------ Data supplied ------

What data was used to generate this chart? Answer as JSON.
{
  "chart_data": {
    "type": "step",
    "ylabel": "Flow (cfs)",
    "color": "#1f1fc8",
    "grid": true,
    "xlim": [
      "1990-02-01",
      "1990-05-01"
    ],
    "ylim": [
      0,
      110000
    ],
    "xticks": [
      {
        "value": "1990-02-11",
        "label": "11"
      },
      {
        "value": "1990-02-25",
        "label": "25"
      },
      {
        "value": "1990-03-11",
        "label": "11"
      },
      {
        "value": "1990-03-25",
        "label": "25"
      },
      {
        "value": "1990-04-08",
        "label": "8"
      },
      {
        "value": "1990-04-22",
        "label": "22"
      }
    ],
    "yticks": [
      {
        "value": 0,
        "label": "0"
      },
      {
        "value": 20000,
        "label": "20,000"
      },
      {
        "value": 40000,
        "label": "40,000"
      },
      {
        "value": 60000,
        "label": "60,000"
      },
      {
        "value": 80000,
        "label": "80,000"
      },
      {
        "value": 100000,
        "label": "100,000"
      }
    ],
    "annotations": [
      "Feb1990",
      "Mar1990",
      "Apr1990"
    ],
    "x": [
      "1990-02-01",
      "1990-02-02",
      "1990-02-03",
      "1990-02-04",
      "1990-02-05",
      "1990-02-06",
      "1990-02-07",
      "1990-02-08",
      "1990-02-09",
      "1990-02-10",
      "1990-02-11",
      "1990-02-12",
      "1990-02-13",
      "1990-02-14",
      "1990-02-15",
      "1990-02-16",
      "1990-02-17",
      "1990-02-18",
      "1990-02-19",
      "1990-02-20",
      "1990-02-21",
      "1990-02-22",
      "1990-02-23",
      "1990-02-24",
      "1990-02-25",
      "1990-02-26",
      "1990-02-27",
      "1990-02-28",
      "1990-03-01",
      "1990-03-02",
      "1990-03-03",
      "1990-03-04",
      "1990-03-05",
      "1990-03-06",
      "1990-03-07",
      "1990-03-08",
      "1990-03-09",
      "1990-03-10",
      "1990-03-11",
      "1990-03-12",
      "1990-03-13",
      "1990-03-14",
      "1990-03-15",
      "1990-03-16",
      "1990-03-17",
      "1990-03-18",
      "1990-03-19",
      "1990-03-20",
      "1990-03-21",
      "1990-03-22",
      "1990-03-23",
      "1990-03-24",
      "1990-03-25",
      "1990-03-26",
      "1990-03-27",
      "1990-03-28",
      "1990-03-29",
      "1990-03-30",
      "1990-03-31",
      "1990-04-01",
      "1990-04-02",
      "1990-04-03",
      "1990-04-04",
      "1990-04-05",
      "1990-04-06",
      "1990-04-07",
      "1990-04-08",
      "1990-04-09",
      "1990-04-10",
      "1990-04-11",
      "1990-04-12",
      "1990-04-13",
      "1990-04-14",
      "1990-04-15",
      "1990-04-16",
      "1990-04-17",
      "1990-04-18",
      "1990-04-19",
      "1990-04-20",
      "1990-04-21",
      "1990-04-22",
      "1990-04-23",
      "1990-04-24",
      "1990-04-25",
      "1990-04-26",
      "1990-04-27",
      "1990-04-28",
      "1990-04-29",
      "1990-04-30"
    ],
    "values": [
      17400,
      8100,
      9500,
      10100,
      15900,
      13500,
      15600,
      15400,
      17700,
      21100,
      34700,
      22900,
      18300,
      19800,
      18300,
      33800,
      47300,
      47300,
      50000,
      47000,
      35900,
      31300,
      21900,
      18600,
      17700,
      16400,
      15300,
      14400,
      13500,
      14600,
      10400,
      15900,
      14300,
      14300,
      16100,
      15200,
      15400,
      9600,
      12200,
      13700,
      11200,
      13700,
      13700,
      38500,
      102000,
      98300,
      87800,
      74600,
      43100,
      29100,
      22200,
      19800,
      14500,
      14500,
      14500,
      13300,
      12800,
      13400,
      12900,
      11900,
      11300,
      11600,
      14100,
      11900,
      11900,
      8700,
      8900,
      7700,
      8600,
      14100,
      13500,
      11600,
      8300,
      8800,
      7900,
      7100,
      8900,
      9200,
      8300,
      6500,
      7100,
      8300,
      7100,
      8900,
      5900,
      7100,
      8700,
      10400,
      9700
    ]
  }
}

------

**Directions for this task:** The listing above must be transcribed exactly, line by line.

**Worked answer:**
What data was used to generate this chart? Answer as JSON.
{
  "chart_data": {
    "type": "step",
    "ylabel": "Flow (cfs)",
    "color": "#1f1fc8",
    "grid": true,
    "xlim": [
      "1990-02-01",
      "1990-05-01"
    ],
    "ylim": [
      0,
      110000
    ],
    "xticks": [
      {
        "value": "1990-02-11",
        "label": "11"
      },
      {
        "value": "1990-02-25",
        "label": "25"
      },
      {
        "value": "1990-03-11",
        "label": "11"
      },
      {
        "value": "1990-03-25",
        "label": "25"
      },
      {
        "value": "1990-04-08",
        "label": "8"
      },
      {
        "value": "1990-04-22",
        "label": "22"
      }
    ],
    "yticks": [
      {
        "value": 0,
        "label": "0"
      },
      {
        "value": 20000,
        "label": "20,000"
      },
      {
        "value": 40000,
        "label": "40,000"
      },
      {
        "value": 60000,
        "label": "60,000"
      },
      {
        "value": 80000,
        "label": "80,000"
      },
      {
        "value": 100000,
        "label": "100,000"
      }
    ],
    "annotations": [
      "Feb1990",
      "Mar1990",
      "Apr1990"
    ],
    "x": [
      "1990-02-01",
      "1990-02-02",
      "1990-02-03",
      "1990-02-04",
      "1990-02-05",
      "1990-02-06",
      "1990-02-07",
      "1990-02-08",
      "1990-02-09",
      "1990-02-10",
      "1990-02-11",
      "1990-02-12",
      "1990-02-13",
      "1990-02-14",
      "1990-02-15",
      "1990-02-16",
      "1990-02-17",
      "1990-02-18",
      "1990-02-19",
      "1990-02-20",
      "1990-02-21",
      "1990-02-22",
      "1990-02-23",
      "1990-02-24",
      "1990-02-25",
      "1990-02-26",
      "1990-02-27",
      "1990-02-28",
      "1990-03-01",
      "1990-03-02",
      "1990-03-03",
      "1990-03-04",
      "1990-03-05",
      "1990-03-06",
      "1990-03-07",
      "1990-03-08",
      "1990-03-09",
      "1990-03-10",
      "1990-03-11",
      "1990-03-12",
      "1990-03-13",
      "1990-03-14",
      "1990-03-15",
      "1990-03-16",
      "1990-03-17",
      "1990-03-18",
      "1990-03-19",
      "1990-03-20",
      "1990-03-21",
      "1990-03-22",
      "1990-03-23",
      "1990-03-24",
      "1990-03-25",
      "1990-03-26",
      "1990-03-27",
      "1990-03-28",
      "1990-03-29",
      "1990-03-30",
      "1990-03-31",
      "1990-04-01",
      "1990-04-02",
      "1990-04-03",
      "1990-04-04",
      "1990-04-05",
      "1990-04-06",
      "1990-04-07",
      "1990-04-08",
      "1990-04-09",
      "1990-04-10",
      "1990-04-11",
      "1990-04-12",
      "1990-04-13",
      "1990-04-14",
      "1990-04-15",
      "1990-04-16",
      "1990-04-17",
      "1990-04-18",
      "1990-04-19",
      "1990-04-20",
      "1990-04-21",
      "1990-04-22",
      "1990-04-23",
      "1990-04-24",
      "1990-04-25",
      "1990-04-26",
      "1990-04-27",
      "1990-04-28",
      "1990-04-29",
      "1990-04-30"
    ],
    "values": [
      17400,
      8100,
      9500,
      10100,
      15900,
      13500,
      15600,
      15400,
      17700,
      21100,
      34700,
      22900,
      18300,
      19800,
      18300,
      33800,
      47300,
      47300,
      50000,
      47000,
      35900,
      31300,
      21900,
      18600,
      17700,
      16400,
      15300,
      14400,
      13500,
      14600,
      10400,
      15900,
      14300,
      14300,
      16100,
      15200,
      15400,
      9600,
      12200,
      13700,
      11200,
      13700,
      13700,
      38500,
      102000,
      98300,
      87800,
      74600,
      43100,
      29100,
      22200,
      19800,
      14500,
      14500,
      14500,
      13300,
      12800,
      13400,
      12900,
      11900,
      11300,
      11600,
      14100,
      11900,
      11900,
      8700,
      8900,
      7700,
      8600,
      14100,
      13500,
      11600,
      8300,
      8800,
      7900,
      7100,
      8900,
      9200,
      8300,
      6500,
      7100,
      8300,
      7100,
      8900,
      5900,
      7100,
      8700,
      10400,
      9700
    ]
  }
}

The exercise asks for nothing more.